WHAT THE TASK REQUIRES:
Wherever the word "JSON" shows up in a line, please copy that line.
BEGIN RECORDS FOR THIS TASK
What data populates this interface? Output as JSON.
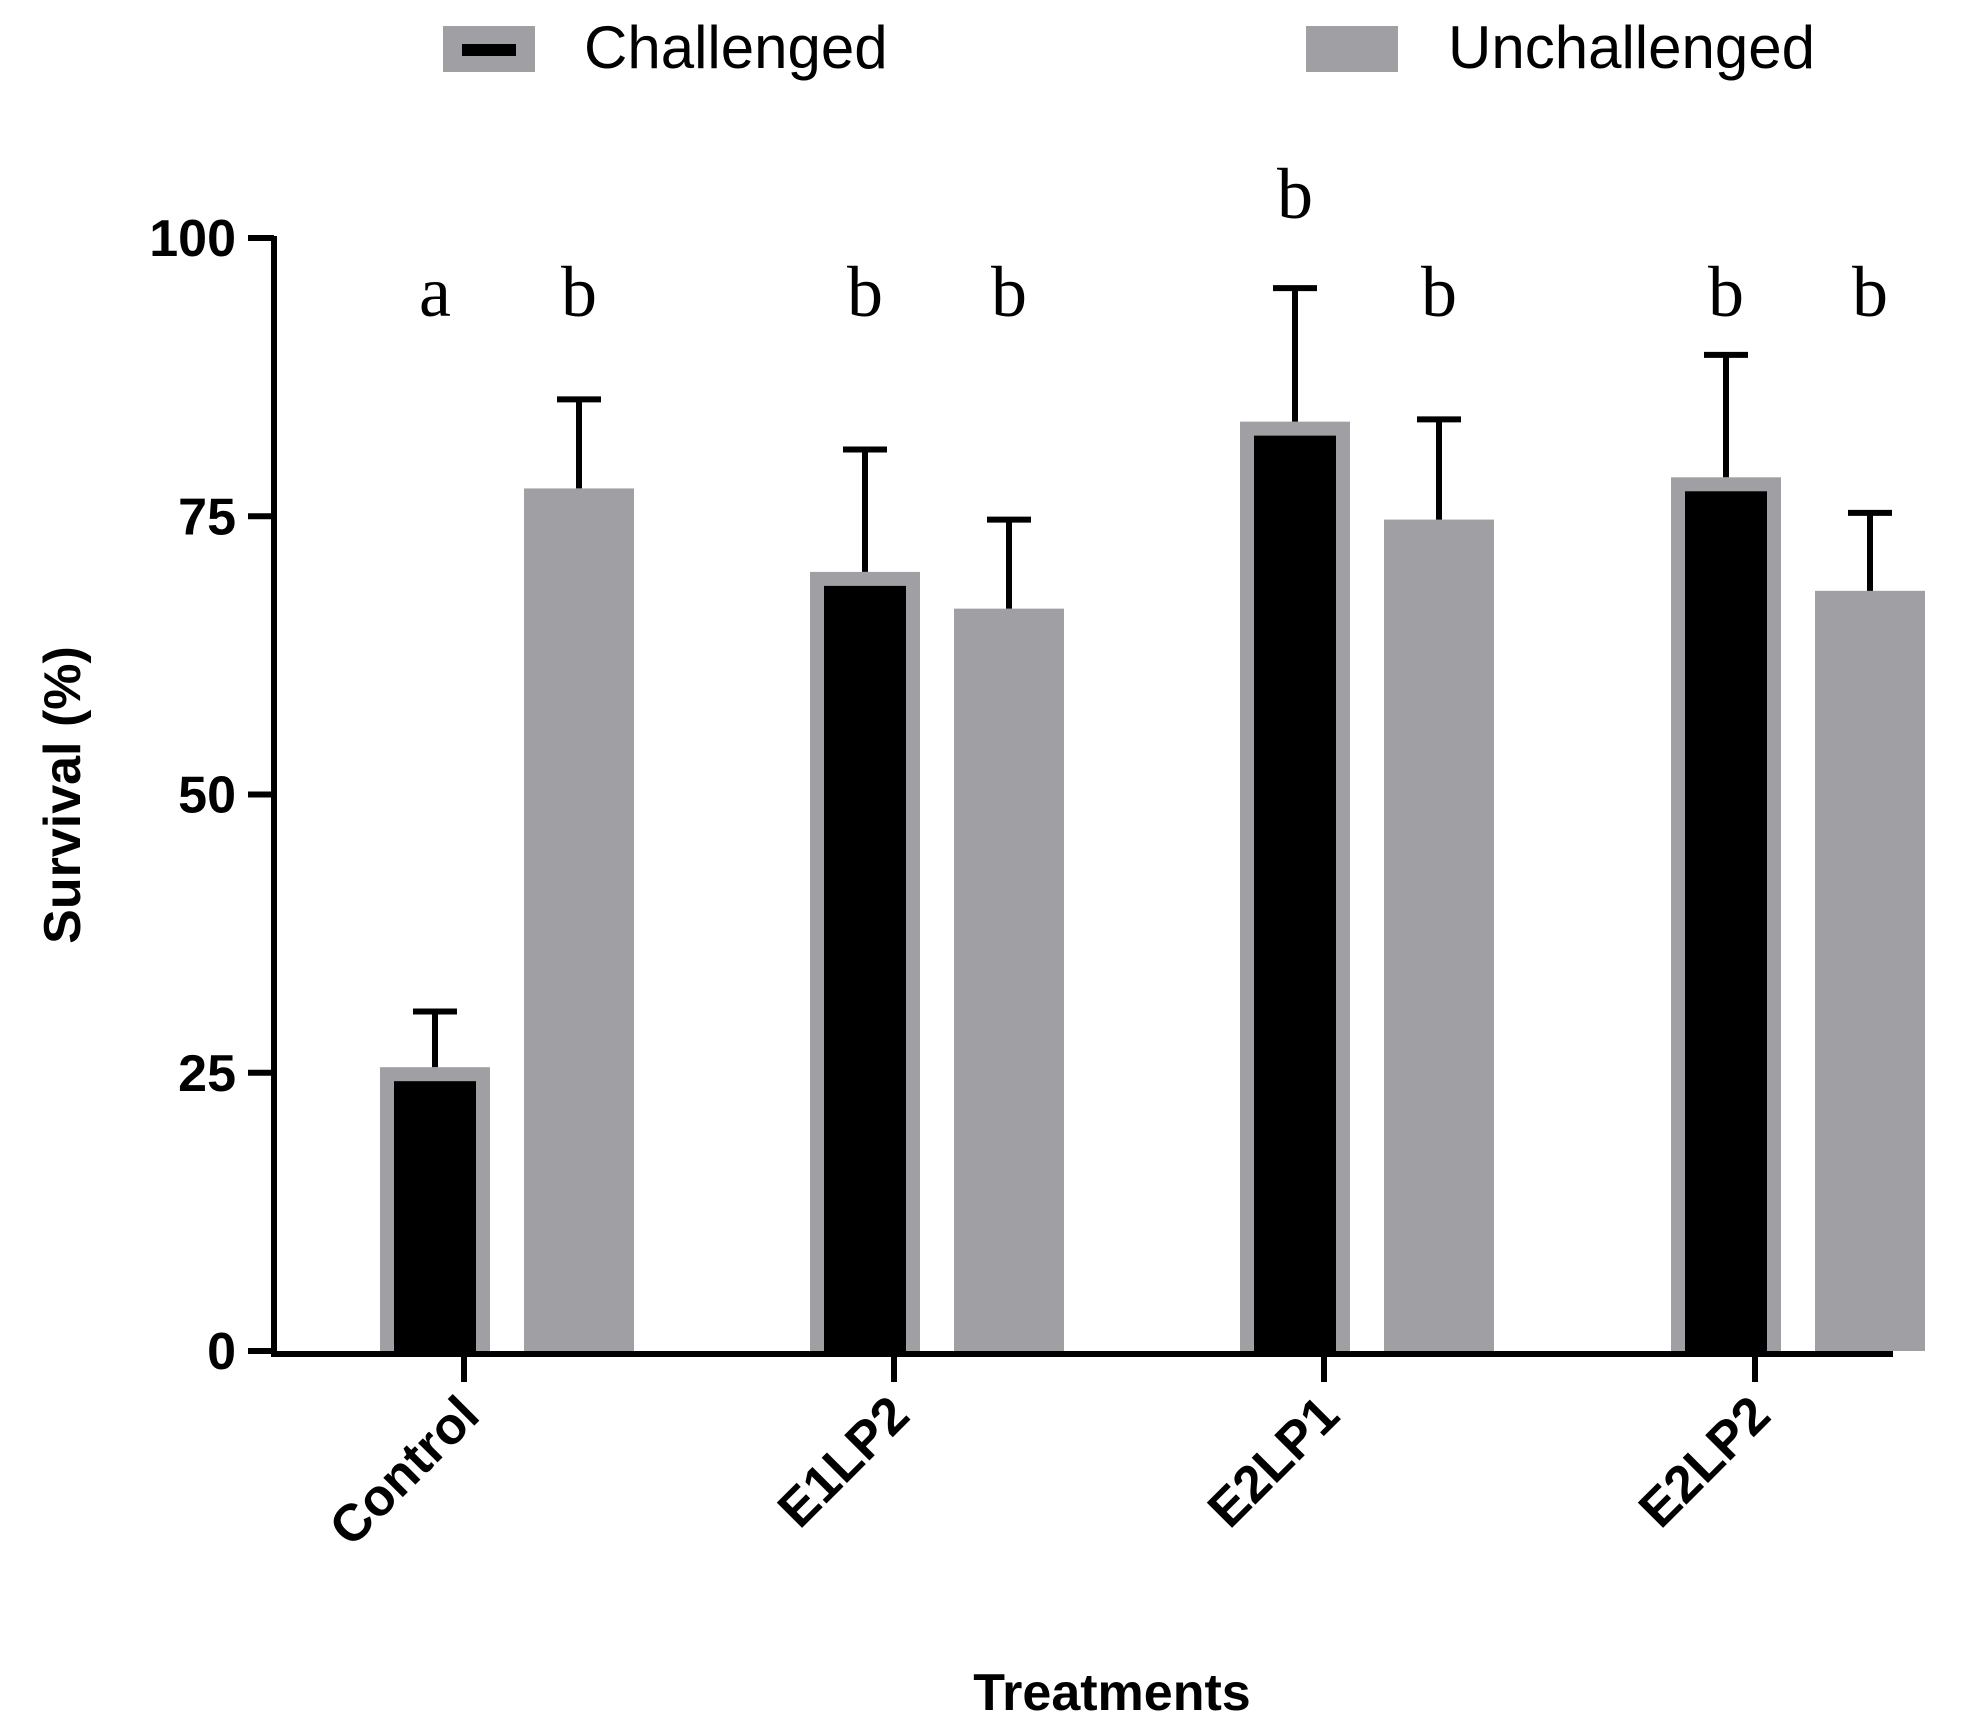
{
  "chart_data": {
    "type": "bar",
    "title": "",
    "xlabel": "Treatments",
    "ylabel": "Survival (%)",
    "ylim": [
      0,
      100
    ],
    "yticks": [
      "0",
      "25",
      "50",
      "75",
      "100"
    ],
    "categories": [
      "Control",
      "E1LP2",
      "E2LP1",
      "E2LP2"
    ],
    "series": [
      {
        "name": "Challenged",
        "values": [
          25.5,
          70,
          83.5,
          78.5
        ],
        "errors": [
          5,
          11,
          12,
          11
        ],
        "significance": [
          "a",
          "b",
          "b",
          "b"
        ],
        "fill_color": "#000000",
        "border_color": "#a0a0a4"
      },
      {
        "name": "Unchallenged",
        "values": [
          77.5,
          66.7,
          74.7,
          68.3
        ],
        "errors": [
          8,
          8,
          9,
          7
        ],
        "significance": [
          "b",
          "b",
          "b",
          "b"
        ],
        "fill_color": "#a0a0a4"
      }
    ],
    "legend": {
      "position": "top",
      "entries": [
        "Challenged",
        "Unchallenged"
      ]
    },
    "grid": false
  }
}
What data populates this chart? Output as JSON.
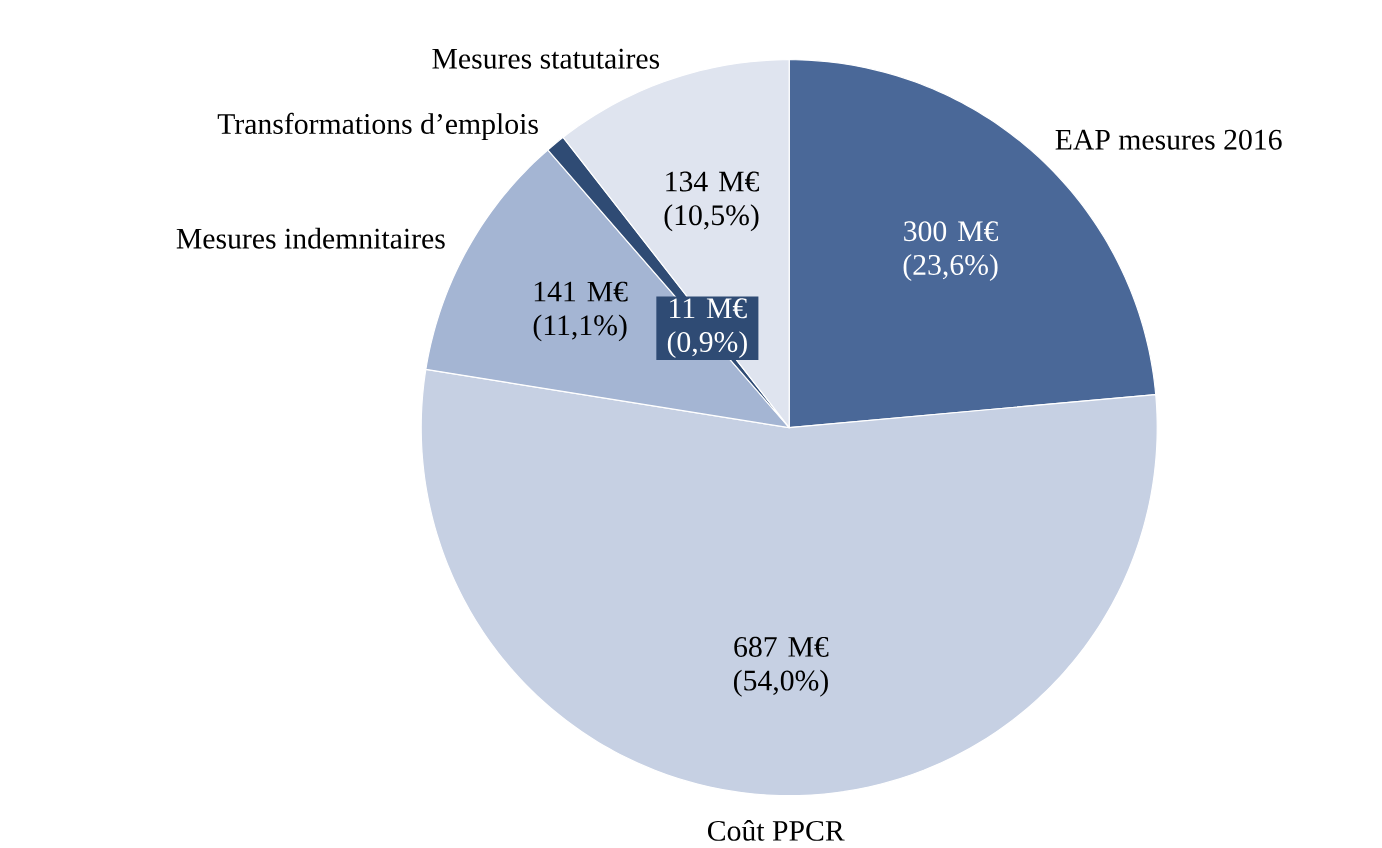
{
  "chart_data": {
    "type": "pie",
    "categories": [
      "EAP mesures 2016",
      "Coût PPCR",
      "Mesures indemnitaires",
      "Transformations d’emplois",
      "Mesures statutaires"
    ],
    "values": [
      300,
      687,
      141,
      11,
      134
    ],
    "value_labels": [
      "300 M€ (23,6%)",
      "687 M€ (54,0%)",
      "141 M€ (11,1%)",
      "11 M€ (0,9%)",
      "134 M€ (10,5%)"
    ],
    "colors": [
      "#4a6898",
      "#c6d0e3",
      "#a4b5d3",
      "#2f4b74",
      "#dfe4ef"
    ]
  }
}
END RECORDS FOR THIS TASK
COMPLETE ANSWER:
What data populates this interface? Output as JSON.
What data populates this chart? Output as JSON.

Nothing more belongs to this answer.